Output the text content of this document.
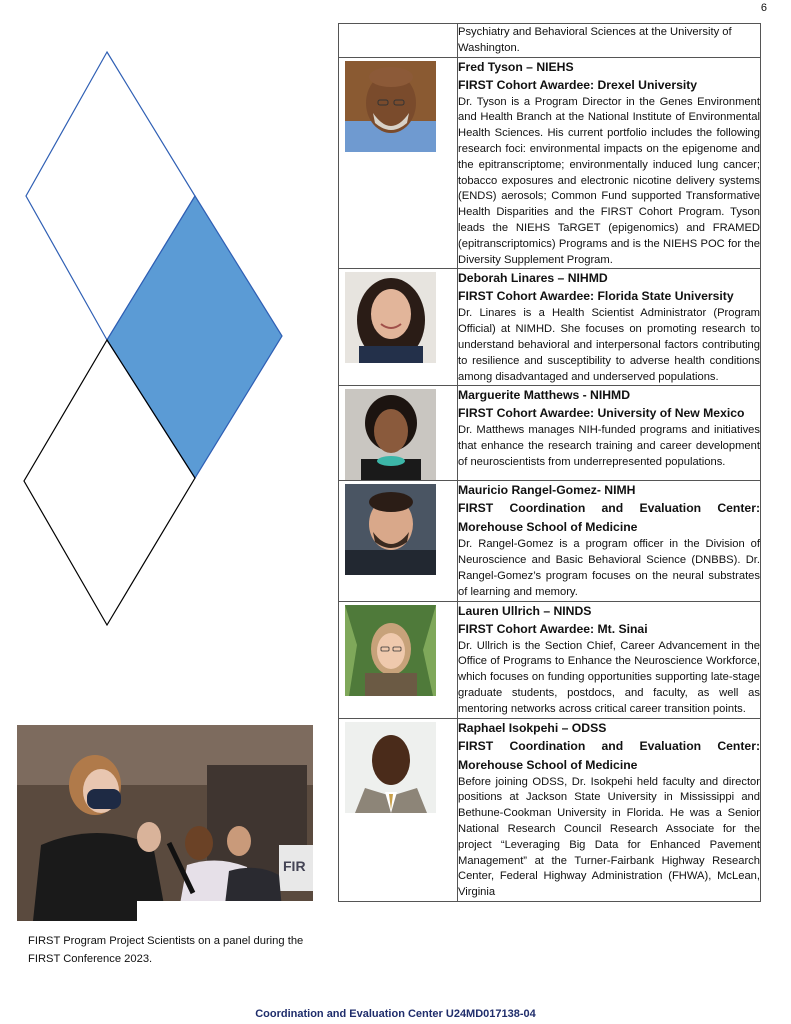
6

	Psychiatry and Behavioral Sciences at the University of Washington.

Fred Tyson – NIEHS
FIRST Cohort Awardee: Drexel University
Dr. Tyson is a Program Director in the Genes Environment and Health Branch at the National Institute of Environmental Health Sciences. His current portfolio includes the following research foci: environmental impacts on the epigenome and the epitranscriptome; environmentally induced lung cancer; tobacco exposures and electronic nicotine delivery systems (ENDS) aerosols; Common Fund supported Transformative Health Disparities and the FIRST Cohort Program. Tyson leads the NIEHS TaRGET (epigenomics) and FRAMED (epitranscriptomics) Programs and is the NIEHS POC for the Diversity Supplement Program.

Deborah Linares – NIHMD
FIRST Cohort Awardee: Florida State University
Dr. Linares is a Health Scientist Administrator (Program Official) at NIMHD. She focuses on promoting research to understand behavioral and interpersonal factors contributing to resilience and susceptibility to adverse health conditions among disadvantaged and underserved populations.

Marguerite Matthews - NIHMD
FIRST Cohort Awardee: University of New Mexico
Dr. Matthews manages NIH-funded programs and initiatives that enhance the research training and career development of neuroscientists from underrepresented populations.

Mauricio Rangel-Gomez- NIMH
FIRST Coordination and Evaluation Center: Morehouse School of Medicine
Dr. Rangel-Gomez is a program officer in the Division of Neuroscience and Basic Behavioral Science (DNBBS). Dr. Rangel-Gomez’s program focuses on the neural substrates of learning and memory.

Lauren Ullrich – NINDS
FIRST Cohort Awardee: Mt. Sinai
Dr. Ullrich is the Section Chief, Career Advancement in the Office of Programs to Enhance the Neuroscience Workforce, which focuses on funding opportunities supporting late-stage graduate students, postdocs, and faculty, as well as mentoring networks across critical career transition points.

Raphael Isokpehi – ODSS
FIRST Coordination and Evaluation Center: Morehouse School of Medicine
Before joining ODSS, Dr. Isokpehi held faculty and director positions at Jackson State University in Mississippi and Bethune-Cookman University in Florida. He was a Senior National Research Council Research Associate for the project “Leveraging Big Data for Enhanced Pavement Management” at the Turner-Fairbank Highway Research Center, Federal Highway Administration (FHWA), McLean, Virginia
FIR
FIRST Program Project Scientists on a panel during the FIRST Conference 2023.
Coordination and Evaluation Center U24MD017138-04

—————

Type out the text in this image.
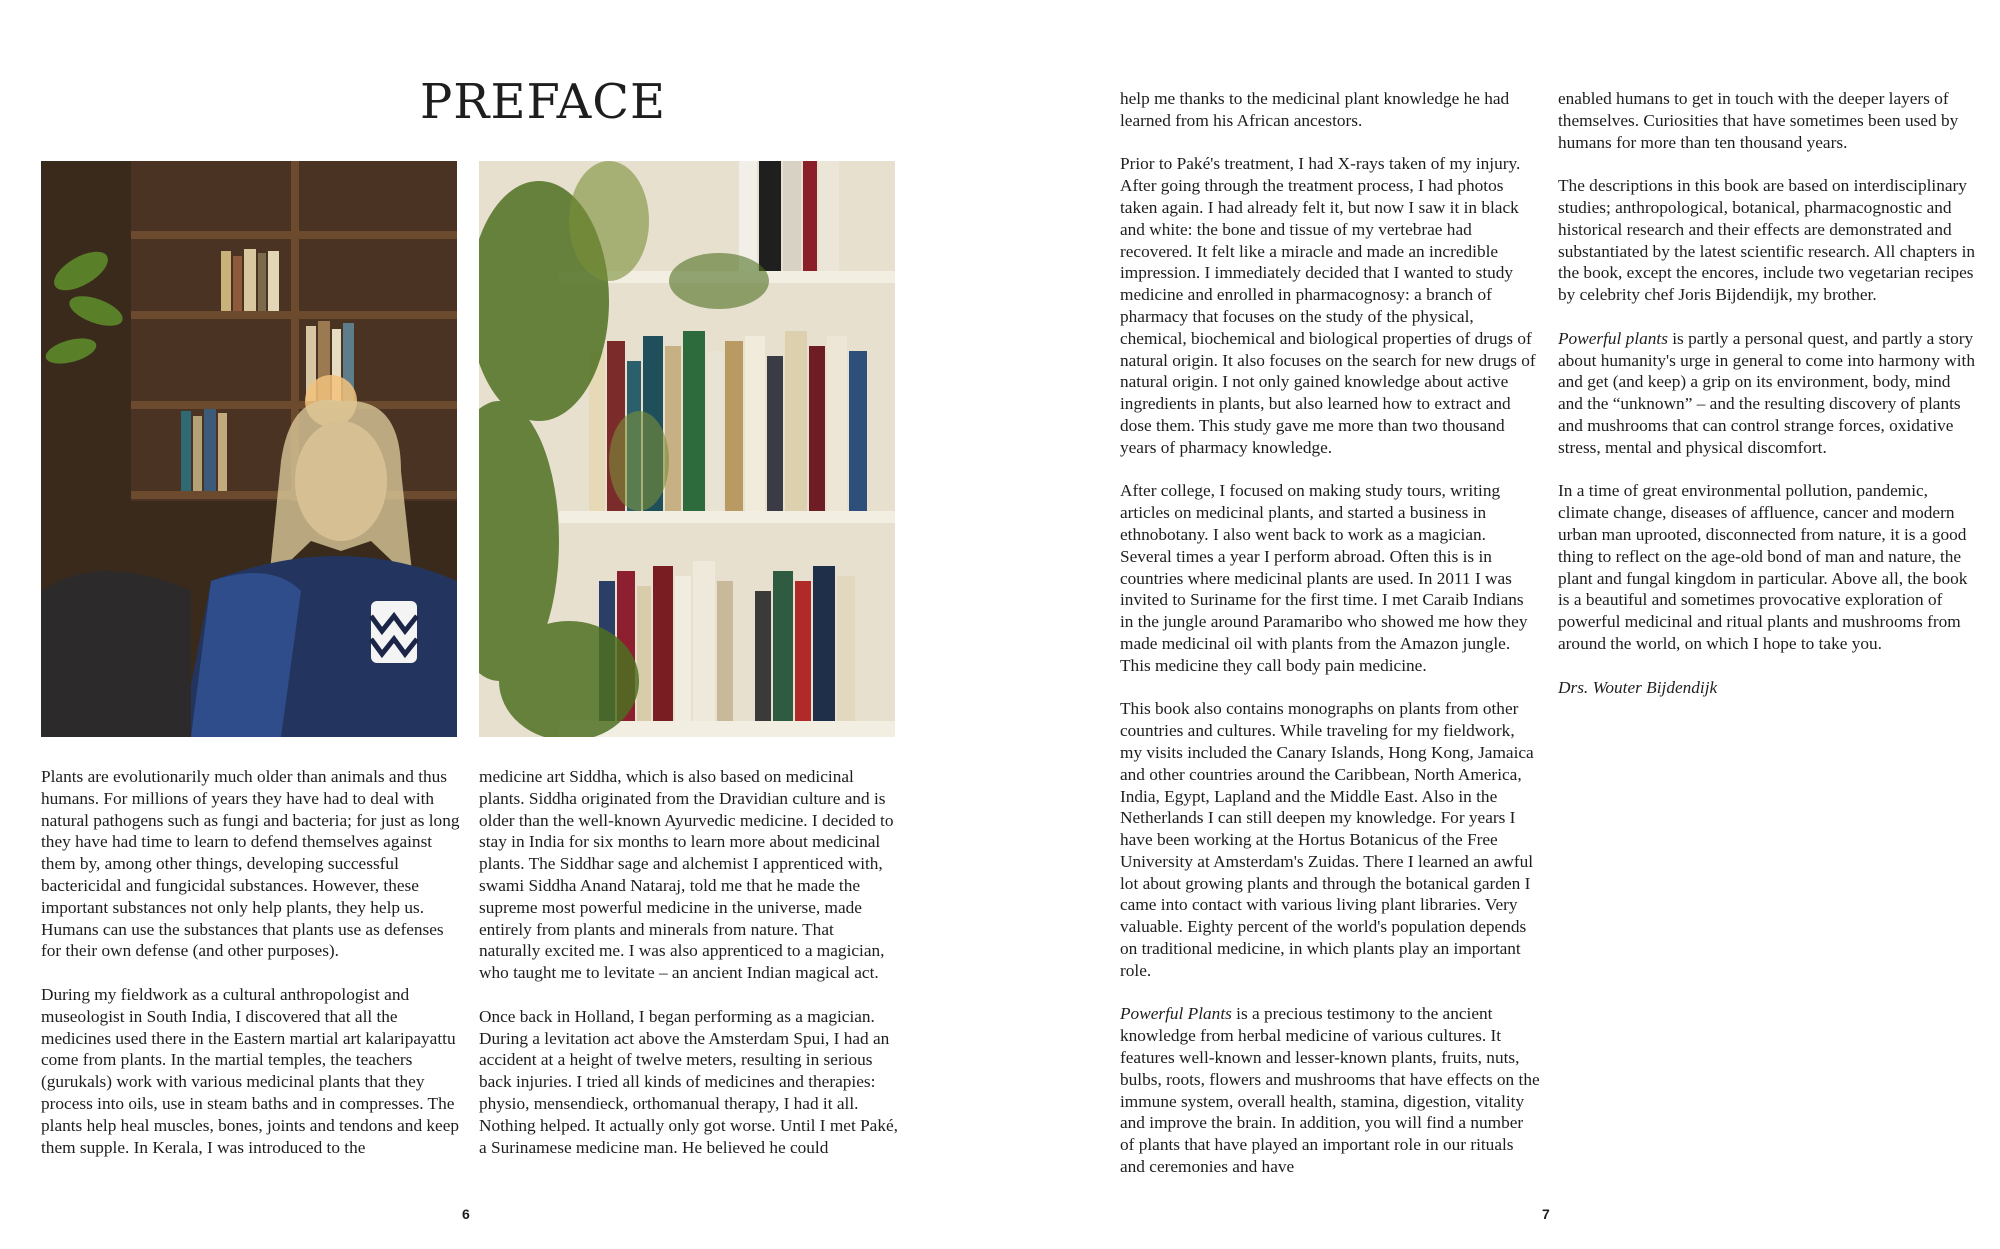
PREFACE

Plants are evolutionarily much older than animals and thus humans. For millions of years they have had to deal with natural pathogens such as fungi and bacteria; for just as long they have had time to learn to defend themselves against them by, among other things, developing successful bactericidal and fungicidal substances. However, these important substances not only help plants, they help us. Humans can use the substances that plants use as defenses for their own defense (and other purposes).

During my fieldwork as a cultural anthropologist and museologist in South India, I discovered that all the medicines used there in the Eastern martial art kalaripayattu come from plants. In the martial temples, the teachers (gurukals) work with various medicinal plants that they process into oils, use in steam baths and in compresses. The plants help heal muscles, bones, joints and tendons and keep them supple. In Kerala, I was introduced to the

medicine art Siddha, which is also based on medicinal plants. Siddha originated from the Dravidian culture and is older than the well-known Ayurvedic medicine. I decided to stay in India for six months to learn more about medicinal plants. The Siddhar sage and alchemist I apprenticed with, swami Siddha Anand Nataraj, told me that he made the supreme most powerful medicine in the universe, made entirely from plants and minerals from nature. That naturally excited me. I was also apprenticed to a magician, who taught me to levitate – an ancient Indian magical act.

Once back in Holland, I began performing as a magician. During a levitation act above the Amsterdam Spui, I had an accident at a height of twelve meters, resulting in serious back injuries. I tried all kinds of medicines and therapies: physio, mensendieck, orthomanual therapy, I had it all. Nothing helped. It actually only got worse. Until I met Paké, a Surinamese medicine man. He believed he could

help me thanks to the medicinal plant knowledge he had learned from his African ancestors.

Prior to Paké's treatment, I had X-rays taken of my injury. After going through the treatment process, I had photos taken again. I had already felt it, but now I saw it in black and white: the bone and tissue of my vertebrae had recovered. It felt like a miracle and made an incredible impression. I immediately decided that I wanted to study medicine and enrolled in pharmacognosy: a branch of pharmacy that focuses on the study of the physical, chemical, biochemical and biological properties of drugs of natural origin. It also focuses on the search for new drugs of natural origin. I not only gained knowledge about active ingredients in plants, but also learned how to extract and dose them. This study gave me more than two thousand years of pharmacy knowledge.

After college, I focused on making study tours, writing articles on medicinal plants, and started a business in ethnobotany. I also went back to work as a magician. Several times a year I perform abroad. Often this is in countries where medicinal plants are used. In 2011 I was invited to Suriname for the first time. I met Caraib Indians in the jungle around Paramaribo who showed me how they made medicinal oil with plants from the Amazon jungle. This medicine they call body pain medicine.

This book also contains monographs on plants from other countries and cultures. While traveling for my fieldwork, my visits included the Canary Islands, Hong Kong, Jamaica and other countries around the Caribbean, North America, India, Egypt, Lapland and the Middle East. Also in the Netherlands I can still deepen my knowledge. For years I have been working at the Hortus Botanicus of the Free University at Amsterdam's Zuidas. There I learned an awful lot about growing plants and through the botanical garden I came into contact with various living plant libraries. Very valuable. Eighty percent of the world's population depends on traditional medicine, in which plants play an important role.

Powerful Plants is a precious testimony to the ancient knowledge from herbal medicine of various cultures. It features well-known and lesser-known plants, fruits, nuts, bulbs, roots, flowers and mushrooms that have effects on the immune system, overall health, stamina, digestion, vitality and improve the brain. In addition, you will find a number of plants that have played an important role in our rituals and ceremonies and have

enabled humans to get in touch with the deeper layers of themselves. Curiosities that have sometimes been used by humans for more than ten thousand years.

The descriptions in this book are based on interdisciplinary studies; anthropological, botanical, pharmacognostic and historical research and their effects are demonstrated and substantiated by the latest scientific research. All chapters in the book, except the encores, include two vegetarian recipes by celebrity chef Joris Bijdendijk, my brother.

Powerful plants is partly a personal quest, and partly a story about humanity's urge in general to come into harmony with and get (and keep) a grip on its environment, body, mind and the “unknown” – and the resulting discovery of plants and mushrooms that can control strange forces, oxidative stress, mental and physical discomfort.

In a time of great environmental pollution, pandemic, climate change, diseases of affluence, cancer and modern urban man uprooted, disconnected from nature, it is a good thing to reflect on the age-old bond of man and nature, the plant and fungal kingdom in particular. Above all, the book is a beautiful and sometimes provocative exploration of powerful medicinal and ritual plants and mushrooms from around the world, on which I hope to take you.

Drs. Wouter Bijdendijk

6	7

—————

State how many lines of the data contain the word "Florida". Nothing besides the number belongs in the reply.

▶ _RESULT OF THE EXERCISE_
2